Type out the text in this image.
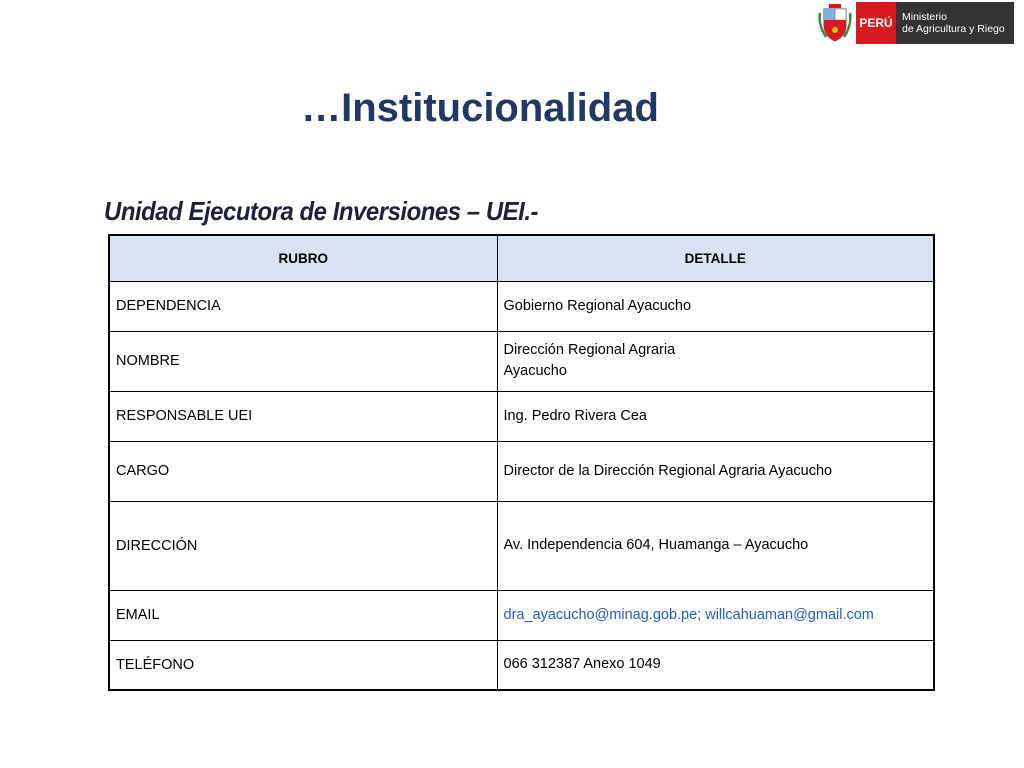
PERÚ Ministerio
de Agricultura y Riego
…Institucionalidad
Unidad Ejecutora de Inversiones – UEI.-
RUBRO	DETALLE
DEPENDENCIA	Gobierno Regional Ayacucho

NOMBRE	Dirección Regional Agraria
Ayacucho

RESPONSABLE UEI	Ing. Pedro Rivera Cea

CARGO	Director de la Dirección Regional Agraria Ayacucho

DIRECCIÓN	Av. Independencia 604, Huamanga – Ayacucho

EMAIL	dra_ayacucho@minag.gob.pe; willcahuaman@gmail.com

TELÉFONO	066 312387 Anexo 1049
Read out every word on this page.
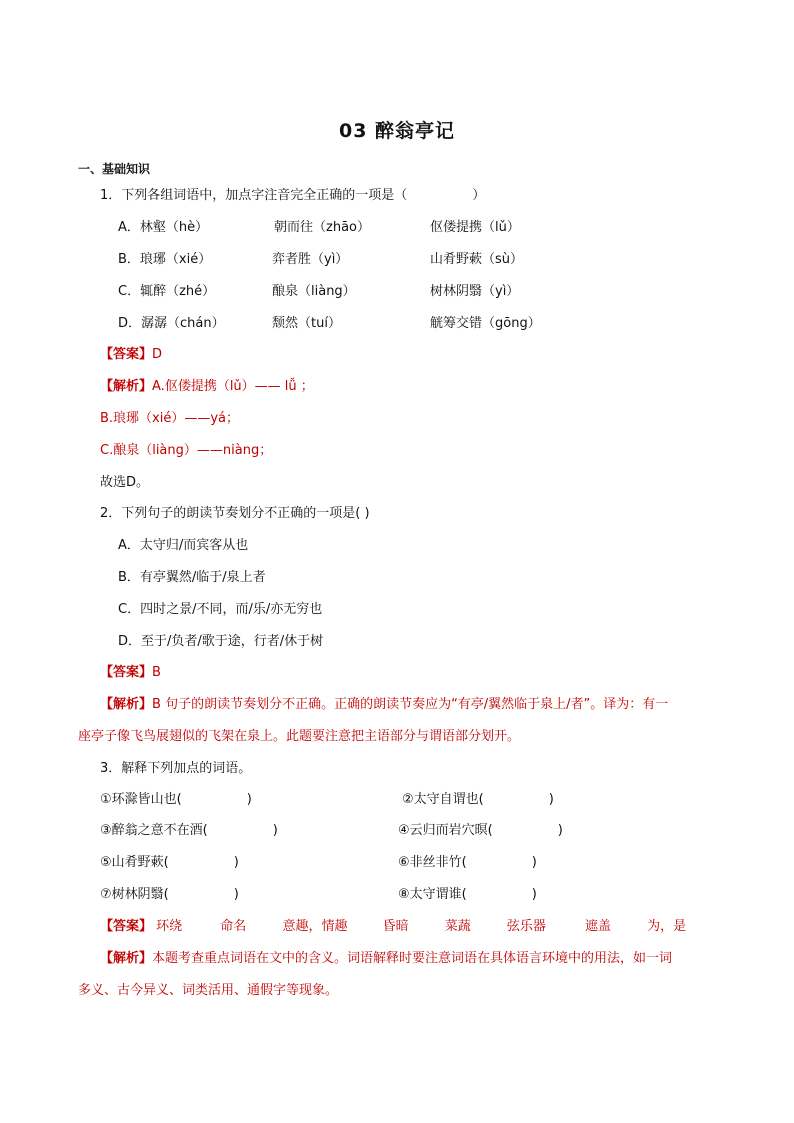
03 醉翁亭记
一、基础知识
1．下列各组词语中，加点字注音完全正确的一项是（　　　　　）
A．林壑（hè）	朝而往（zhāo）	伛偻提携（lǔ）
B．琅琊（xié）	弈者胜（yì）	山肴野蔌（sù）
C．辄醉（zhé）	酿泉（liàng）	树林阴翳（yì）
D．潺潺（chán）	颓然（tuí）	觥筹交错（gōng）
【答案】D
【解析】A.伛偻提携（lǔ）—— lǚ ；
B.琅琊（xié）——yá；
C.酿泉（liàng）——niàng；
故选D。
2．下列句子的朗读节奏划分不正确的一项是( )
A．太守归/而宾客从也
B．有亭翼然/临于/泉上者
C．四时之景/不同，而/乐/亦无穷也
D．至于/负者/歌于途，行者/休于树
【答案】B
【解析】B 句子的朗读节奏划分不正确。正确的朗读节奏应为“有亭/翼然临于泉上/者”。译为：有一
座亭子像飞鸟展翅似的飞架在泉上。此题要注意把主语部分与谓语部分划开。
3．解释下列加点的词语。
①环滁皆山也(　　　　　)	②太守自谓也(　　　　　)
③醉翁之意不在酒(　　　　　)	④云归而岩穴暝(　　　　　)
⑤山肴野蔌(　　　　　)	⑥非丝非竹(　　　　　)
⑦树林阴翳(　　　　　)	⑧太守谓谁(　　　　　)
【答案】 环绕	命名	意趣，情趣	昏暗	菜蔬	弦乐器	遮盖	为，是
【解析】本题考查重点词语在文中的含义。词语解释时要注意词语在具体语言环境中的用法，如一词
多义、古今异义、词类活用、通假字等现象。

_ _ _ _ _ _ _

Task to carry out: Without the pictures, write out every entry precisely as it appears.

Solved exercise:
Type out the text in this image.
PERÚ Ministerio
de Agricultura y Riego
…Institucionalidad
Unidad Ejecutora de Inversiones – UEI.-
RUBRO	DETALLE
DEPENDENCIA	Gobierno Regional Ayacucho

NOMBRE	Dirección Regional Agraria
Ayacucho

RESPONSABLE UEI	Ing. Pedro Rivera Cea

CARGO	Director de la Dirección Regional Agraria Ayacucho

DIRECCIÓN	Av. Independencia 604, Huamanga – Ayacucho

EMAIL	dra_ayacucho@minag.gob.pe; willcahuaman@gmail.com

TELÉFONO	066 312387 Anexo 1049
Read out every word on this page.
03 醉翁亭记
一、基础知识
1．下列各组词语中，加点字注音完全正确的一项是（　　　　　）
A．林壑（hè）	朝而往（zhāo）	伛偻提携（lǔ）
B．琅琊（xié）	弈者胜（yì）	山肴野蔌（sù）
C．辄醉（zhé）	酿泉（liàng）	树林阴翳（yì）
D．潺潺（chán）	颓然（tuí）	觥筹交错（gōng）
【答案】D
【解析】A.伛偻提携（lǔ）—— lǚ ；
B.琅琊（xié）——yá；
C.酿泉（liàng）——niàng；
故选D。
2．下列句子的朗读节奏划分不正确的一项是( )
A．太守归/而宾客从也
B．有亭翼然/临于/泉上者
C．四时之景/不同，而/乐/亦无穷也
D．至于/负者/歌于途，行者/休于树
【答案】B
【解析】B 句子的朗读节奏划分不正确。正确的朗读节奏应为“有亭/翼然临于泉上/者”。译为：有一
座亭子像飞鸟展翅似的飞架在泉上。此题要注意把主语部分与谓语部分划开。
3．解释下列加点的词语。
①环滁皆山也(　　　　　)	②太守自谓也(　　　　　)
③醉翁之意不在酒(　　　　　)	④云归而岩穴暝(　　　　　)
⑤山肴野蔌(　　　　　)	⑥非丝非竹(　　　　　)
⑦树林阴翳(　　　　　)	⑧太守谓谁(　　　　　)
【答案】 环绕	命名	意趣，情趣	昏暗	菜蔬	弦乐器	遮盖	为，是
【解析】本题考查重点词语在文中的含义。词语解释时要注意词语在具体语言环境中的用法，如一词
多义、古今异义、词类活用、通假字等现象。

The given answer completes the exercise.